(Saved entries)
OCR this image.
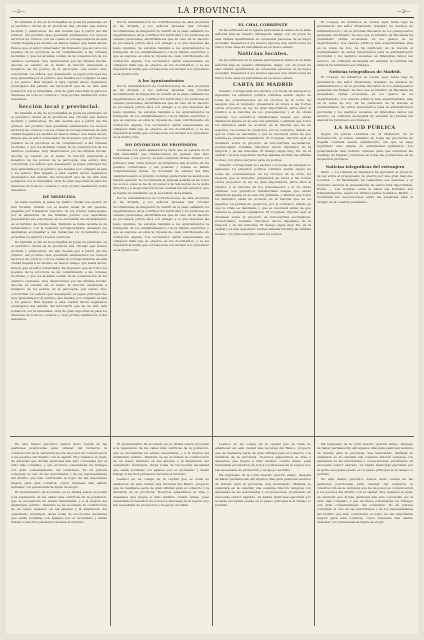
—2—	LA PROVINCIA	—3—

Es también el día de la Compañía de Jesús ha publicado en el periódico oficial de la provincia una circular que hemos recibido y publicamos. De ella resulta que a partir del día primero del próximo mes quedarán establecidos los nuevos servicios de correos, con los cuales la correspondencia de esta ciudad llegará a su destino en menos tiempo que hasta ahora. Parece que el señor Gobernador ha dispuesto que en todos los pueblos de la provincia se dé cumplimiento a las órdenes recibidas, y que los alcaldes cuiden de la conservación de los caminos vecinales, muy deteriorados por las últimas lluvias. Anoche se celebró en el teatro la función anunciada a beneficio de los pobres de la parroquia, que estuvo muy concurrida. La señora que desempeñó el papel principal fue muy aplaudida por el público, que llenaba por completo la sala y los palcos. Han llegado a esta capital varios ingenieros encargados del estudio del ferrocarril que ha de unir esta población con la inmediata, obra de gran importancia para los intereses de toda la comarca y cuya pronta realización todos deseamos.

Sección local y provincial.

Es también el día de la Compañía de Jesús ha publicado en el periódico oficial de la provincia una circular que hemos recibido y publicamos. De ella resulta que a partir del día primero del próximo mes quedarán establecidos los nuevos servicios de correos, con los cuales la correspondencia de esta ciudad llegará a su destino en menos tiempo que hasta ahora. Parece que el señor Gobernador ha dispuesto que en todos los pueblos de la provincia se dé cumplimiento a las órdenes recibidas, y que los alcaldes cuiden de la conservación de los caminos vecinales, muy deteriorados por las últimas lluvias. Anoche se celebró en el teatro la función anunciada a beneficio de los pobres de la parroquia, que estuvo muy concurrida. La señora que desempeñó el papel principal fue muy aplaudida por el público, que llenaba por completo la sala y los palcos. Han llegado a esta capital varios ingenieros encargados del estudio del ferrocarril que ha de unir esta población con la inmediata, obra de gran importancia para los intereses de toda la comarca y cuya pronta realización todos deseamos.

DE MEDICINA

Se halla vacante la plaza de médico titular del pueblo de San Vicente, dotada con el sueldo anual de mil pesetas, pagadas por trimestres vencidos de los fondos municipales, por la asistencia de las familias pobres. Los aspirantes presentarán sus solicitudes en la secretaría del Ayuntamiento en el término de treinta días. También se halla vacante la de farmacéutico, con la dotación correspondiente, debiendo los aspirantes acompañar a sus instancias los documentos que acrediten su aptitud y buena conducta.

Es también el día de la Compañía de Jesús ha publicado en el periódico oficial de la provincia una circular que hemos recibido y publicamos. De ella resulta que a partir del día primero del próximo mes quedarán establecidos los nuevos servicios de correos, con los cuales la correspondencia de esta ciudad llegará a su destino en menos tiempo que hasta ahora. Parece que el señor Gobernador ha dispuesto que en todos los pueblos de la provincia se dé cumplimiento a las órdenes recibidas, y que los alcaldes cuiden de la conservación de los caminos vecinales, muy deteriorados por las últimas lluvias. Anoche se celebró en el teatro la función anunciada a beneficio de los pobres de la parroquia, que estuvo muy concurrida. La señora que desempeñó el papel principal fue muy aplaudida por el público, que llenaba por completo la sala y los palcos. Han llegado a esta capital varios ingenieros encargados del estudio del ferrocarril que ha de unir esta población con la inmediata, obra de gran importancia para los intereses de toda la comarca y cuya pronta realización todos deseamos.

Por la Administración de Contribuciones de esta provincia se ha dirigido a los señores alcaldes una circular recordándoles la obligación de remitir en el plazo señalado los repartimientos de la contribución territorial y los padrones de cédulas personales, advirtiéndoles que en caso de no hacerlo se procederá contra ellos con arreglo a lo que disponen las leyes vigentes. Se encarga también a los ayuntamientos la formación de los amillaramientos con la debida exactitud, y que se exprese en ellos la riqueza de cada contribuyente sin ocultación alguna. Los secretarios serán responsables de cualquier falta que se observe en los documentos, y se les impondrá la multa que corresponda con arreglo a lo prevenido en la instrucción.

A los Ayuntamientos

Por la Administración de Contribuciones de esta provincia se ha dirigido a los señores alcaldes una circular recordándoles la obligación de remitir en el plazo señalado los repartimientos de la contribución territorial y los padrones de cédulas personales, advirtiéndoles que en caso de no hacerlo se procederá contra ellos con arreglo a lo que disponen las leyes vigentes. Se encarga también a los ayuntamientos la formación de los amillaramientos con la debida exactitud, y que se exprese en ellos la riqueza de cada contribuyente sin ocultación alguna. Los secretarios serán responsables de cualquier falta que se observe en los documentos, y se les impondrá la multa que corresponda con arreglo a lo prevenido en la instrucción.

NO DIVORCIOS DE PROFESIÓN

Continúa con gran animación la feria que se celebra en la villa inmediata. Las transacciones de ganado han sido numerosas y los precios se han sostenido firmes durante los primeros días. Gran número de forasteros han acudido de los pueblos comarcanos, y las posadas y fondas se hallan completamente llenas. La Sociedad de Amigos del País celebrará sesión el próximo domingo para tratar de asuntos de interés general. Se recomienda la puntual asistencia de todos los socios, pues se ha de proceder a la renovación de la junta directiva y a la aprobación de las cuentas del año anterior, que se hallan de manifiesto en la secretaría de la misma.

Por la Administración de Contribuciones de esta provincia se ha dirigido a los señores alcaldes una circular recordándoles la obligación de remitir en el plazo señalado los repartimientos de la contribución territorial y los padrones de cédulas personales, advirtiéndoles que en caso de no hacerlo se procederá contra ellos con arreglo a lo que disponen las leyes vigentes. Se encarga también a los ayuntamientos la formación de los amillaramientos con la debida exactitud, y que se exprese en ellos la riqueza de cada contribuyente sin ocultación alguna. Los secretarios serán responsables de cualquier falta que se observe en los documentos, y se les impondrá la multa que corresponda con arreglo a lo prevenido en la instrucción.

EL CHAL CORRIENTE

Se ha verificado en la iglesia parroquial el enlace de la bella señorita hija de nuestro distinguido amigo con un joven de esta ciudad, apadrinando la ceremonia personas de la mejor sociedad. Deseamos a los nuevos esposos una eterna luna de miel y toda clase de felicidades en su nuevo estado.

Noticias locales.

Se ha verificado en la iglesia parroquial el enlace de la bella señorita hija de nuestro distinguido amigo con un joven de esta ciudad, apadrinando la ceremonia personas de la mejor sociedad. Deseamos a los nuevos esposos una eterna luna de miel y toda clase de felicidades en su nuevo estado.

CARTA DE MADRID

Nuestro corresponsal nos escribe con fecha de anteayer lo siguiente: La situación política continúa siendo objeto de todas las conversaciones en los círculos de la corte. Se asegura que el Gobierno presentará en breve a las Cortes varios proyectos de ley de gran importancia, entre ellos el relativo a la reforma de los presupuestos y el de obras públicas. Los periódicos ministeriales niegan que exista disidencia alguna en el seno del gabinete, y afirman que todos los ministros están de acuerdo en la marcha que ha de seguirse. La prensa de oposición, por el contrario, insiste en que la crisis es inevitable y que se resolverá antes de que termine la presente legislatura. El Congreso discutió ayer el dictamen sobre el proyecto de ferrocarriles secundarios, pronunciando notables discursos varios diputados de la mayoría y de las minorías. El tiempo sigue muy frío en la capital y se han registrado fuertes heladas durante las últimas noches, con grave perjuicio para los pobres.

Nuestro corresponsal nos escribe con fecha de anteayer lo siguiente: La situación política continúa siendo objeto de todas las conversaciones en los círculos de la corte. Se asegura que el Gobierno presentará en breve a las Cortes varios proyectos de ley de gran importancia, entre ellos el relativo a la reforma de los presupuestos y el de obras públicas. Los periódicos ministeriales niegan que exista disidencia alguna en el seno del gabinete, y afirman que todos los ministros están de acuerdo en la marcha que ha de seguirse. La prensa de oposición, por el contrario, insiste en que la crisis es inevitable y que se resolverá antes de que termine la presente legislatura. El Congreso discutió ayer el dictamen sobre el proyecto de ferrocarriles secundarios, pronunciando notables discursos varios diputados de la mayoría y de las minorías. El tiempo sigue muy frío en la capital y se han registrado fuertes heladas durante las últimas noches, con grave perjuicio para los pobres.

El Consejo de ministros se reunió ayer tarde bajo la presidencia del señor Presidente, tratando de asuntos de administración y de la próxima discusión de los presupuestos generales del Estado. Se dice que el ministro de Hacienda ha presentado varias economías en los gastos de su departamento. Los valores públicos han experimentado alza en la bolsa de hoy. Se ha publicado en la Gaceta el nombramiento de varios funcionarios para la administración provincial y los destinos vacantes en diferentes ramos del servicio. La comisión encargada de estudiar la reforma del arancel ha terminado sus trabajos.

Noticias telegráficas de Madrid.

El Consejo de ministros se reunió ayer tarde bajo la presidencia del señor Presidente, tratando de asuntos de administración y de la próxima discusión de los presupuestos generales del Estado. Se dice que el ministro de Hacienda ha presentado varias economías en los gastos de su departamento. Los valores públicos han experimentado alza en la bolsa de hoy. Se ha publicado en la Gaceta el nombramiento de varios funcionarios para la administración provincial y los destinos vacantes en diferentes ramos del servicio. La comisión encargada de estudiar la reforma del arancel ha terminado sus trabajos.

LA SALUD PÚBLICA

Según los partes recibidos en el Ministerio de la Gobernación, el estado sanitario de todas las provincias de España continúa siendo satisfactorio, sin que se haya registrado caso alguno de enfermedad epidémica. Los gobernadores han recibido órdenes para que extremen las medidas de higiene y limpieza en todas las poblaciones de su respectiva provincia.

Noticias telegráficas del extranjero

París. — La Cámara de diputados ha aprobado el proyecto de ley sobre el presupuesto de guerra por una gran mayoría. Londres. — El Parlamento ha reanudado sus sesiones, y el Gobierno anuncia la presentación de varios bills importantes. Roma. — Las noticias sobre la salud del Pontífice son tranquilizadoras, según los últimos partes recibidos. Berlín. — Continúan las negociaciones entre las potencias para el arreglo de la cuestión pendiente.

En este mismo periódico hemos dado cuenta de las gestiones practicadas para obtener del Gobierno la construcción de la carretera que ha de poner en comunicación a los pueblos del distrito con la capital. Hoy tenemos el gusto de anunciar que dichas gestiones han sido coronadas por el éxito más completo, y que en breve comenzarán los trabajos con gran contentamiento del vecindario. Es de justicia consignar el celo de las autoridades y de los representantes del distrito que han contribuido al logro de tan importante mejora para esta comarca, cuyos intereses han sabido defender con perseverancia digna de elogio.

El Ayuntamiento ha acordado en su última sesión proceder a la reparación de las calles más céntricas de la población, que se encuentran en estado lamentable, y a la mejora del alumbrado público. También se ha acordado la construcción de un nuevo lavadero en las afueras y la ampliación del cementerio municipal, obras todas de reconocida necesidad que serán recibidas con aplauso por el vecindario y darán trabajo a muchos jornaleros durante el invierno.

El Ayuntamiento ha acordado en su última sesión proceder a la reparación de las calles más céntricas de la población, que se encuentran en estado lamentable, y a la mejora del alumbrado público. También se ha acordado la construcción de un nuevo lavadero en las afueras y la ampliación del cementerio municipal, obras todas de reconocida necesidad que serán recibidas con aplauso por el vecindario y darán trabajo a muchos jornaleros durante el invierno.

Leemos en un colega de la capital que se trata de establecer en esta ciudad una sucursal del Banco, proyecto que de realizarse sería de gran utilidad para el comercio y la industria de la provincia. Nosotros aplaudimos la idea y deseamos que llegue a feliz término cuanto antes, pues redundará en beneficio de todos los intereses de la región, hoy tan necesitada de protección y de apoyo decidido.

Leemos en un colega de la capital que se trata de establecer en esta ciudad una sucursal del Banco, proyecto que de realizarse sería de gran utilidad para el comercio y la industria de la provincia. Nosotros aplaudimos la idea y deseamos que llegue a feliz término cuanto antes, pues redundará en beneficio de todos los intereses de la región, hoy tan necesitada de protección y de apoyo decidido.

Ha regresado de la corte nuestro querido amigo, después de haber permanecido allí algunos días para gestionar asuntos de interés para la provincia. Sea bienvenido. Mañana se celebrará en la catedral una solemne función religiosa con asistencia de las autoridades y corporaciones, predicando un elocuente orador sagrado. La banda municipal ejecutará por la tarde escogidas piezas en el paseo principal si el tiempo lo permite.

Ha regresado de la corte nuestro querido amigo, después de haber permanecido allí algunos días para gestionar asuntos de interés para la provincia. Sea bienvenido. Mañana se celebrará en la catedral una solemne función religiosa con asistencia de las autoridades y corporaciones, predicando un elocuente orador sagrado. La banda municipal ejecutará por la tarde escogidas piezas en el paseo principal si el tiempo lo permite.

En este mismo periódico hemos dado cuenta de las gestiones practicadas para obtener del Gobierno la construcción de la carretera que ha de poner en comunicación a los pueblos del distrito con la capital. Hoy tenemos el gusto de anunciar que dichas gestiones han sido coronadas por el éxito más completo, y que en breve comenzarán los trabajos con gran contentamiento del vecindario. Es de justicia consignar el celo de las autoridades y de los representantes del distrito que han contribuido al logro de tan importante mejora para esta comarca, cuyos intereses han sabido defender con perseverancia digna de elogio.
---
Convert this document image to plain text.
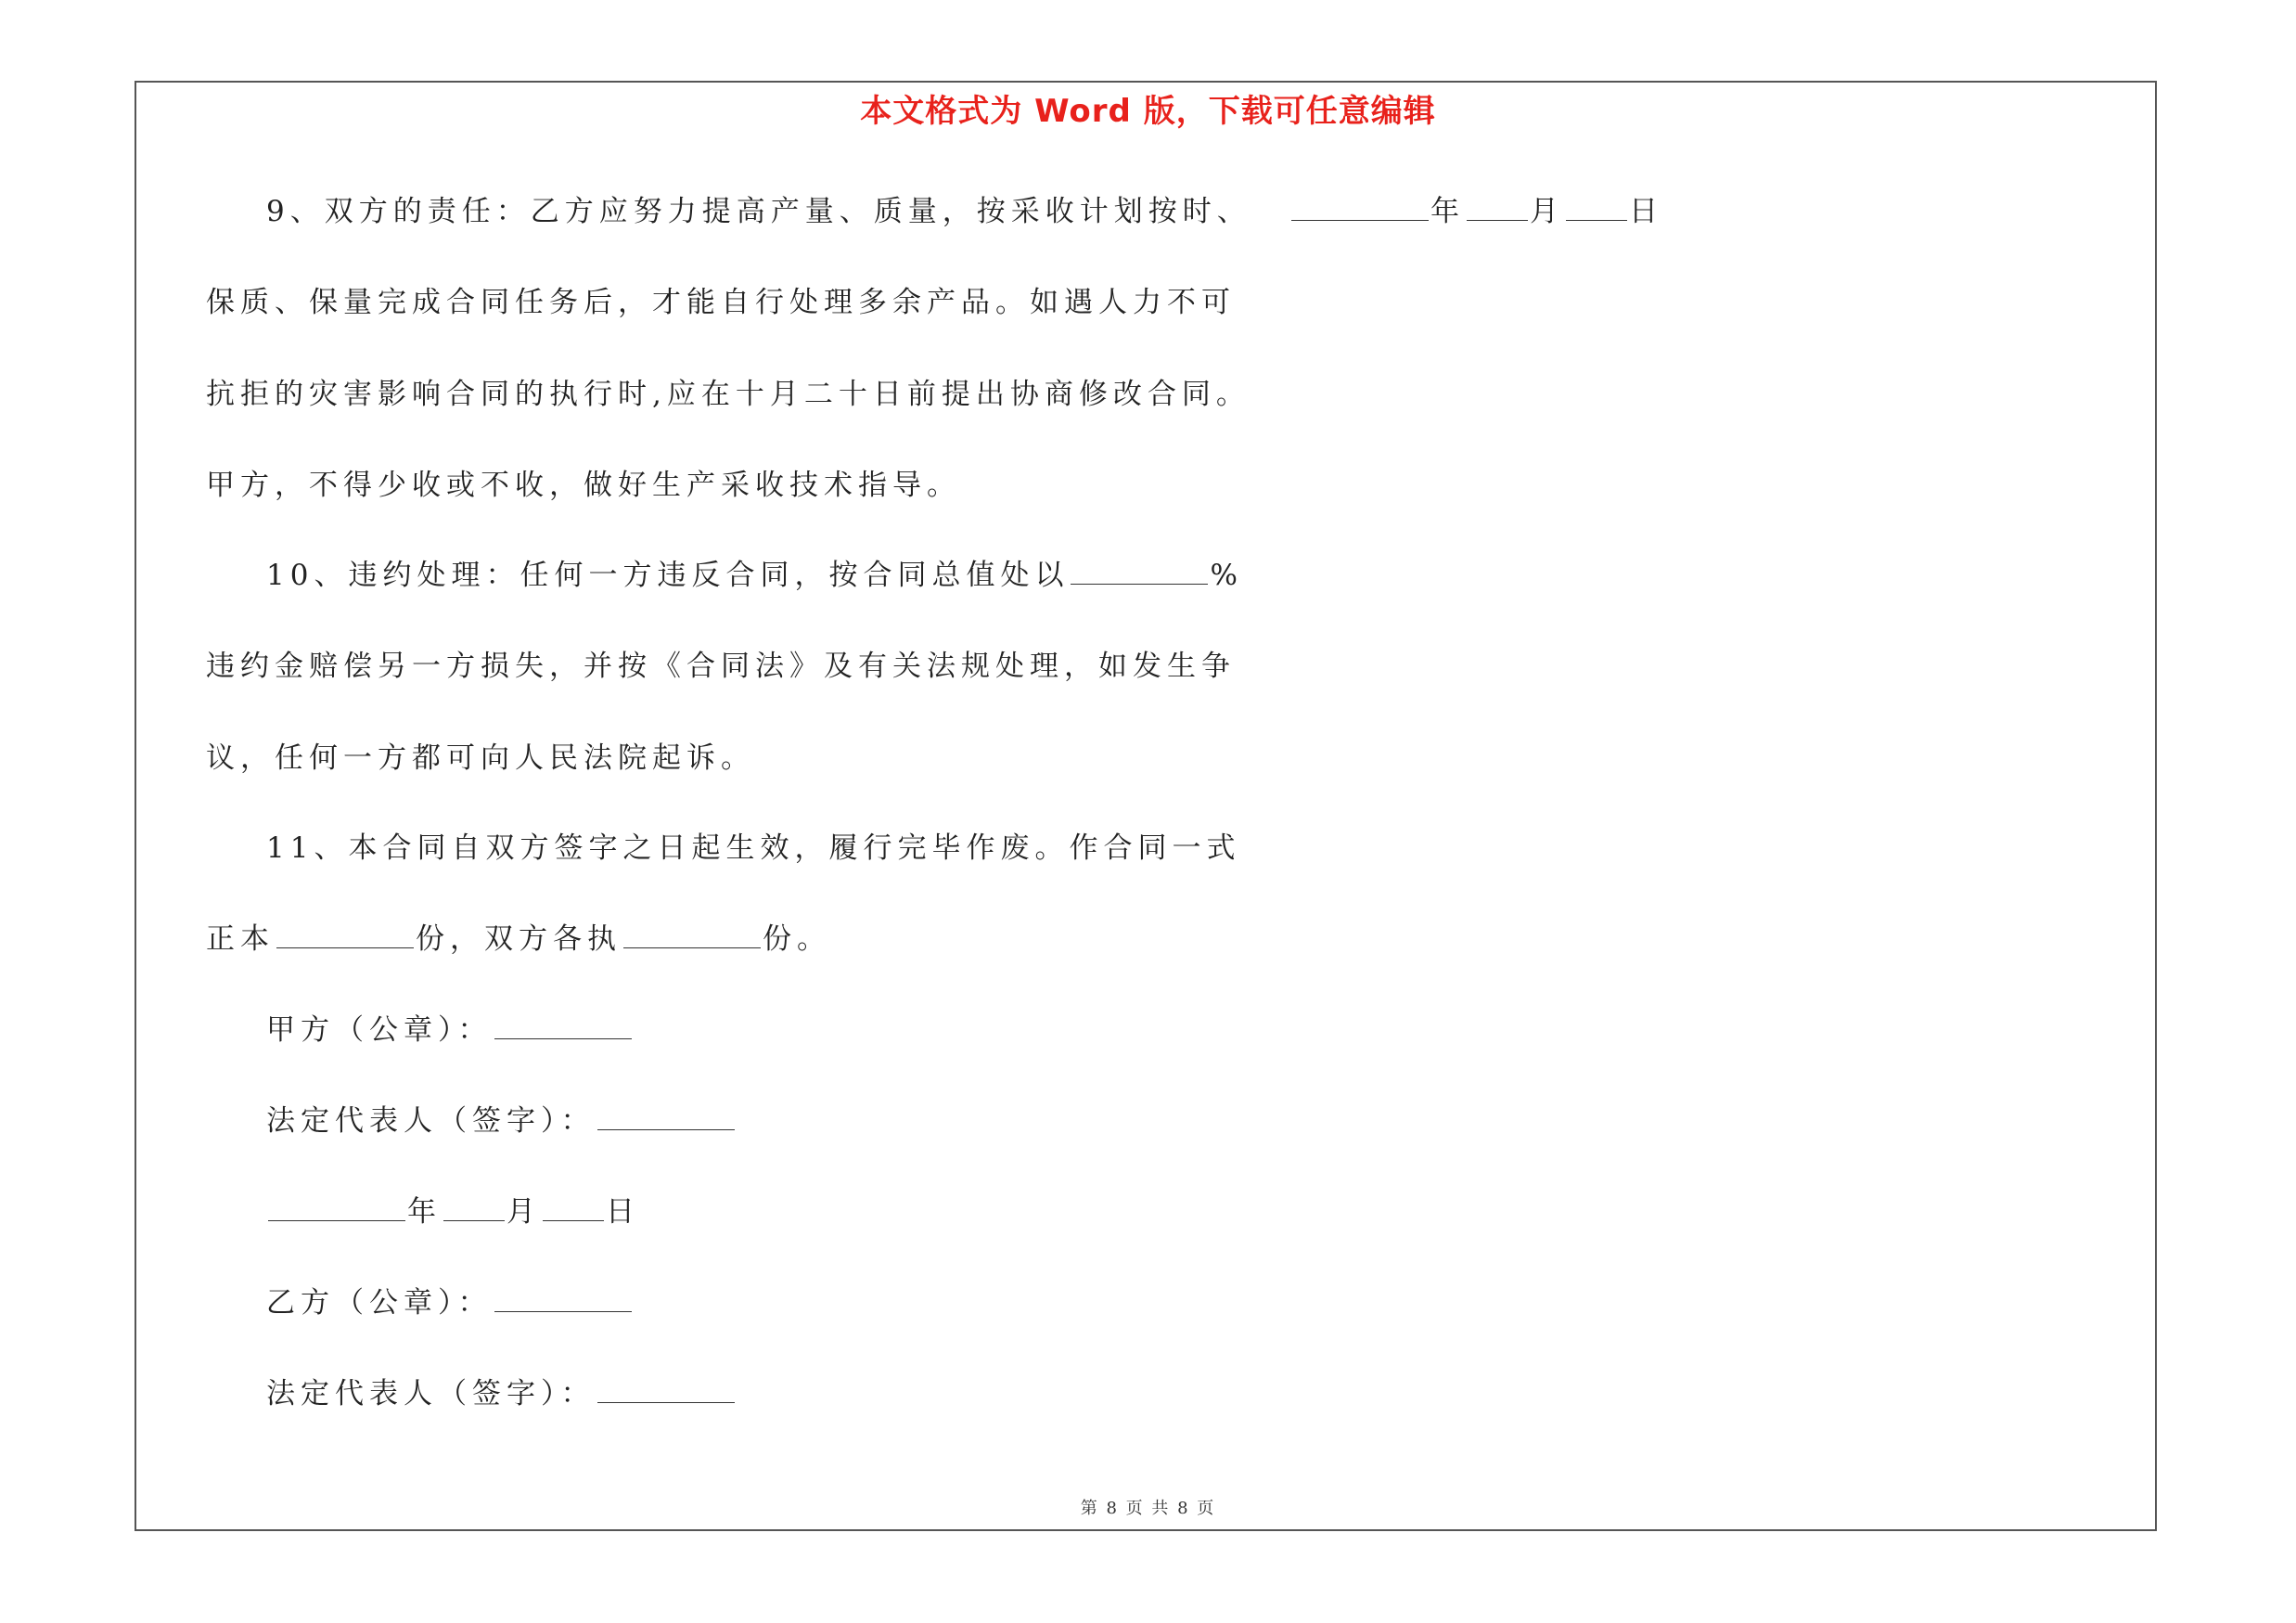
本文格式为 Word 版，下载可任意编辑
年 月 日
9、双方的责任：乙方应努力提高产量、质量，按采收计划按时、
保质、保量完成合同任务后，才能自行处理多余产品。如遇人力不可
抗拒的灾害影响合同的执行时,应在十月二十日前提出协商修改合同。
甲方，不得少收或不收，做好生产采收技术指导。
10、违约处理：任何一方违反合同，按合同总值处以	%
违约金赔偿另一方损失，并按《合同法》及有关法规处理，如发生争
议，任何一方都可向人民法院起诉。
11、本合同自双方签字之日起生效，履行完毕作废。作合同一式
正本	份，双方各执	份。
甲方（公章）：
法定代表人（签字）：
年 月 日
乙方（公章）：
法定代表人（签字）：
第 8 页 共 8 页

:: YOUR GOAL ::
Tally the lines of the data that hold the string "telegráficas". Answer with the number and nothing more.

:: RESPONSE FOR THIS EXERCISE ::
2